** start of Data excerpts **

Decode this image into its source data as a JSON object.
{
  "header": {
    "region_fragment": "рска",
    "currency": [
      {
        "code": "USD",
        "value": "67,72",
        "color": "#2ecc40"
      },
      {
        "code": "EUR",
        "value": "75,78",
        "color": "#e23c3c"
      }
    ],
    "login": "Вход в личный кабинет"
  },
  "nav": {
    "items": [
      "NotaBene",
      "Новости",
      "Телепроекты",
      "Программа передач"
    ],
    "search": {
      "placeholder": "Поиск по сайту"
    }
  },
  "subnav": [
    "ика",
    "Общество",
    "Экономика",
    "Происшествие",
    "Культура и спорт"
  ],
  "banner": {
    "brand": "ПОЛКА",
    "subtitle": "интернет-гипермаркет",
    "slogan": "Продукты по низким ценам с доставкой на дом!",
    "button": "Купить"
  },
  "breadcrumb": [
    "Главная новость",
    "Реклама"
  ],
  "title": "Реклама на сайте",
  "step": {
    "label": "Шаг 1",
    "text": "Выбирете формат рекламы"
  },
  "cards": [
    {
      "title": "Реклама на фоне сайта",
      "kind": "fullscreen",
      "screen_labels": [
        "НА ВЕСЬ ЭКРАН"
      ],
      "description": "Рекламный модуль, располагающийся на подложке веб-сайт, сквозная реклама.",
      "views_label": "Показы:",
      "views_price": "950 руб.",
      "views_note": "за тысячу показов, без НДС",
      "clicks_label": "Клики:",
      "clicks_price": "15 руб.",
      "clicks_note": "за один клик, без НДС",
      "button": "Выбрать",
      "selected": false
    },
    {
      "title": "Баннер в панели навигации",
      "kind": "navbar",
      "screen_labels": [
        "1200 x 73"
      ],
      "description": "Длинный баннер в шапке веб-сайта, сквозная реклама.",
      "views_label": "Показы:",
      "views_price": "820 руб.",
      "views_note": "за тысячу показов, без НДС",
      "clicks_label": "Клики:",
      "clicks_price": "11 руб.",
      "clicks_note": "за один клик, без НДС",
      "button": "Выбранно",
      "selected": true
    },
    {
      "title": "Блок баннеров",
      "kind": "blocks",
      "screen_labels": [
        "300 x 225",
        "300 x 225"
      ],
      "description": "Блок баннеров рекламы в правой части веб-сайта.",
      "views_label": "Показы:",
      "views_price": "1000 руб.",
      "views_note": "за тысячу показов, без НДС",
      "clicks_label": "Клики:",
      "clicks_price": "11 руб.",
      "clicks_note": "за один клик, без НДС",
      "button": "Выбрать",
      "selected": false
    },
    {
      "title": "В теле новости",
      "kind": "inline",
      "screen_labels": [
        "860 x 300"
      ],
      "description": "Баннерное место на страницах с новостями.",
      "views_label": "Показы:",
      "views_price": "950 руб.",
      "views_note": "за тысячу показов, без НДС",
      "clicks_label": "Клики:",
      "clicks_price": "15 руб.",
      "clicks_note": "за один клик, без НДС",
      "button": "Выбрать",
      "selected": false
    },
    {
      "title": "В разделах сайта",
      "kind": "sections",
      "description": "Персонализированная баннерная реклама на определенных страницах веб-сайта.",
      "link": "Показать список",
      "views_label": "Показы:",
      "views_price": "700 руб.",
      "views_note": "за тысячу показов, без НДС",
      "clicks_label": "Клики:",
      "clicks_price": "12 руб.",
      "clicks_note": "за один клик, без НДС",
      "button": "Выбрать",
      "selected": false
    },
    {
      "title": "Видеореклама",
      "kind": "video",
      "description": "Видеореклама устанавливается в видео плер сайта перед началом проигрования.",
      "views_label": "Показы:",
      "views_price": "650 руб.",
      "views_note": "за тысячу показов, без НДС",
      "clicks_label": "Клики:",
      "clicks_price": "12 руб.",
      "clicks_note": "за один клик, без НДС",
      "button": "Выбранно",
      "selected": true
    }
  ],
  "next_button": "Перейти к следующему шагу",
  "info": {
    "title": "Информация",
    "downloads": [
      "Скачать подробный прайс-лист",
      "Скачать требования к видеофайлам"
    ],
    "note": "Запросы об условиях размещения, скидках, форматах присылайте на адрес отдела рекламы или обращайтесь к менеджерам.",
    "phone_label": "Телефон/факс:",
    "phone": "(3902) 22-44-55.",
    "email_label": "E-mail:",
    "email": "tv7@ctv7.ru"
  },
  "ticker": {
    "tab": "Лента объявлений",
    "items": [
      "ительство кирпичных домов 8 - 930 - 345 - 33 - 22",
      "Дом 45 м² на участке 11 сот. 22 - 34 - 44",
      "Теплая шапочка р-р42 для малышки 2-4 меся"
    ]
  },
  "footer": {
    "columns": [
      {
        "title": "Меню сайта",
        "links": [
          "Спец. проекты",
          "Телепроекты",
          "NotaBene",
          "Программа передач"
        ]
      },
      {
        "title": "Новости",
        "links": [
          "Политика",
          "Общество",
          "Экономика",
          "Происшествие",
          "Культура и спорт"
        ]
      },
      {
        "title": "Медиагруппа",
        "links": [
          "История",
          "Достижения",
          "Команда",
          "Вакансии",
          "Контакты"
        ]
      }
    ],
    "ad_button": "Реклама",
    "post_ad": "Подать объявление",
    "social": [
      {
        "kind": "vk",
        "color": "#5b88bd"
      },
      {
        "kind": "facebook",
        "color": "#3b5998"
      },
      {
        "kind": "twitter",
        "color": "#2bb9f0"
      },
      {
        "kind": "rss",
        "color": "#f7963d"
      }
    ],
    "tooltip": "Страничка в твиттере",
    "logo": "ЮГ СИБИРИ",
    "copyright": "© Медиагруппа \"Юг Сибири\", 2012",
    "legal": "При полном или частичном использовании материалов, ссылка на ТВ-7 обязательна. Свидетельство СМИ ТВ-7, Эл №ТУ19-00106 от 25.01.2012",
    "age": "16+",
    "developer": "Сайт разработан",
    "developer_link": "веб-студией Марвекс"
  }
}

** end of Data excerpts **

* _Requirements_
Go through the entries and repeat each one exactly.

* _Result for this exercise_
Decode this image into its source data as a JSON object.
{
  "header": {
    "region_fragment": "рска",
    "currency": [
      {
        "code": "USD",
        "value": "67,72",
        "color": "#2ecc40"
      },
      {
        "code": "EUR",
        "value": "75,78",
        "color": "#e23c3c"
      }
    ],
    "login": "Вход в личный кабинет"
  },
  "nav": {
    "items": [
      "NotaBene",
      "Новости",
      "Телепроекты",
      "Программа передач"
    ],
    "search": {
      "placeholder": "Поиск по сайту"
    }
  },
  "subnav": [
    "ика",
    "Общество",
    "Экономика",
    "Происшествие",
    "Культура и спорт"
  ],
  "banner": {
    "brand": "ПОЛКА",
    "subtitle": "интернет-гипермаркет",
    "slogan": "Продукты по низким ценам с доставкой на дом!",
    "button": "Купить"
  },
  "breadcrumb": [
    "Главная новость",
    "Реклама"
  ],
  "title": "Реклама на сайте",
  "step": {
    "label": "Шаг 1",
    "text": "Выбирете формат рекламы"
  },
  "cards": [
    {
      "title": "Реклама на фоне сайта",
      "kind": "fullscreen",
      "screen_labels": [
        "НА ВЕСЬ ЭКРАН"
      ],
      "description": "Рекламный модуль, располагающийся на подложке веб-сайт, сквозная реклама.",
      "views_label": "Показы:",
      "views_price": "950 руб.",
      "views_note": "за тысячу показов, без НДС",
      "clicks_label": "Клики:",
      "clicks_price": "15 руб.",
      "clicks_note": "за один клик, без НДС",
      "button": "Выбрать",
      "selected": false
    },
    {
      "title": "Баннер в панели навигации",
      "kind": "navbar",
      "screen_labels": [
        "1200 x 73"
      ],
      "description": "Длинный баннер в шапке веб-сайта, сквозная реклама.",
      "views_label": "Показы:",
      "views_price": "820 руб.",
      "views_note": "за тысячу показов, без НДС",
      "clicks_label": "Клики:",
      "clicks_price": "11 руб.",
      "clicks_note": "за один клик, без НДС",
      "button": "Выбранно",
      "selected": true
    },
    {
      "title": "Блок баннеров",
      "kind": "blocks",
      "screen_labels": [
        "300 x 225",
        "300 x 225"
      ],
      "description": "Блок баннеров рекламы в правой части веб-сайта.",
      "views_label": "Показы:",
      "views_price": "1000 руб.",
      "views_note": "за тысячу показов, без НДС",
      "clicks_label": "Клики:",
      "clicks_price": "11 руб.",
      "clicks_note": "за один клик, без НДС",
      "button": "Выбрать",
      "selected": false
    },
    {
      "title": "В теле новости",
      "kind": "inline",
      "screen_labels": [
        "860 x 300"
      ],
      "description": "Баннерное место на страницах с новостями.",
      "views_label": "Показы:",
      "views_price": "950 руб.",
      "views_note": "за тысячу показов, без НДС",
      "clicks_label": "Клики:",
      "clicks_price": "15 руб.",
      "clicks_note": "за один клик, без НДС",
      "button": "Выбрать",
      "selected": false
    },
    {
      "title": "В разделах сайта",
      "kind": "sections",
      "description": "Персонализированная баннерная реклама на определенных страницах веб-сайта.",
      "link": "Показать список",
      "views_label": "Показы:",
      "views_price": "700 руб.",
      "views_note": "за тысячу показов, без НДС",
      "clicks_label": "Клики:",
      "clicks_price": "12 руб.",
      "clicks_note": "за один клик, без НДС",
      "button": "Выбрать",
      "selected": false
    },
    {
      "title": "Видеореклама",
      "kind": "video",
      "description": "Видеореклама устанавливается в видео плер сайта перед началом проигрования.",
      "views_label": "Показы:",
      "views_price": "650 руб.",
      "views_note": "за тысячу показов, без НДС",
      "clicks_label": "Клики:",
      "clicks_price": "12 руб.",
      "clicks_note": "за один клик, без НДС",
      "button": "Выбранно",
      "selected": true
    }
  ],
  "next_button": "Перейти к следующему шагу",
  "info": {
    "title": "Информация",
    "downloads": [
      "Скачать подробный прайс-лист",
      "Скачать требования к видеофайлам"
    ],
    "note": "Запросы об условиях размещения, скидках, форматах присылайте на адрес отдела рекламы или обращайтесь к менеджерам.",
    "phone_label": "Телефон/факс:",
    "phone": "(3902) 22-44-55.",
    "email_label": "E-mail:",
    "email": "tv7@ctv7.ru"
  },
  "ticker": {
    "tab": "Лента объявлений",
    "items": [
      "ительство кирпичных домов 8 - 930 - 345 - 33 - 22",
      "Дом 45 м² на участке 11 сот. 22 - 34 - 44",
      "Теплая шапочка р-р42 для малышки 2-4 меся"
    ]
  },
  "footer": {
    "columns": [
      {
        "title": "Меню сайта",
        "links": [
          "Спец. проекты",
          "Телепроекты",
          "NotaBene",
          "Программа передач"
        ]
      },
      {
        "title": "Новости",
        "links": [
          "Политика",
          "Общество",
          "Экономика",
          "Происшествие",
          "Культура и спорт"
        ]
      },
      {
        "title": "Медиагруппа",
        "links": [
          "История",
          "Достижения",
          "Команда",
          "Вакансии",
          "Контакты"
        ]
      }
    ],
    "ad_button": "Реклама",
    "post_ad": "Подать объявление",
    "social": [
      {
        "kind": "vk",
        "color": "#5b88bd"
      },
      {
        "kind": "facebook",
        "color": "#3b5998"
      },
      {
        "kind": "twitter",
        "color": "#2bb9f0"
      },
      {
        "kind": "rss",
        "color": "#f7963d"
      }
    ],
    "tooltip": "Страничка в твиттере",
    "logo": "ЮГ СИБИРИ",
    "copyright": "© Медиагруппа \"Юг Сибири\", 2012",
    "legal": "При полном или частичном использовании материалов, ссылка на ТВ-7 обязательна. Свидетельство СМИ ТВ-7, Эл №ТУ19-00106 от 25.01.2012",
    "age": "16+",
    "developer": "Сайт разработан",
    "developer_link": "веб-студией Марвекс"
  }
}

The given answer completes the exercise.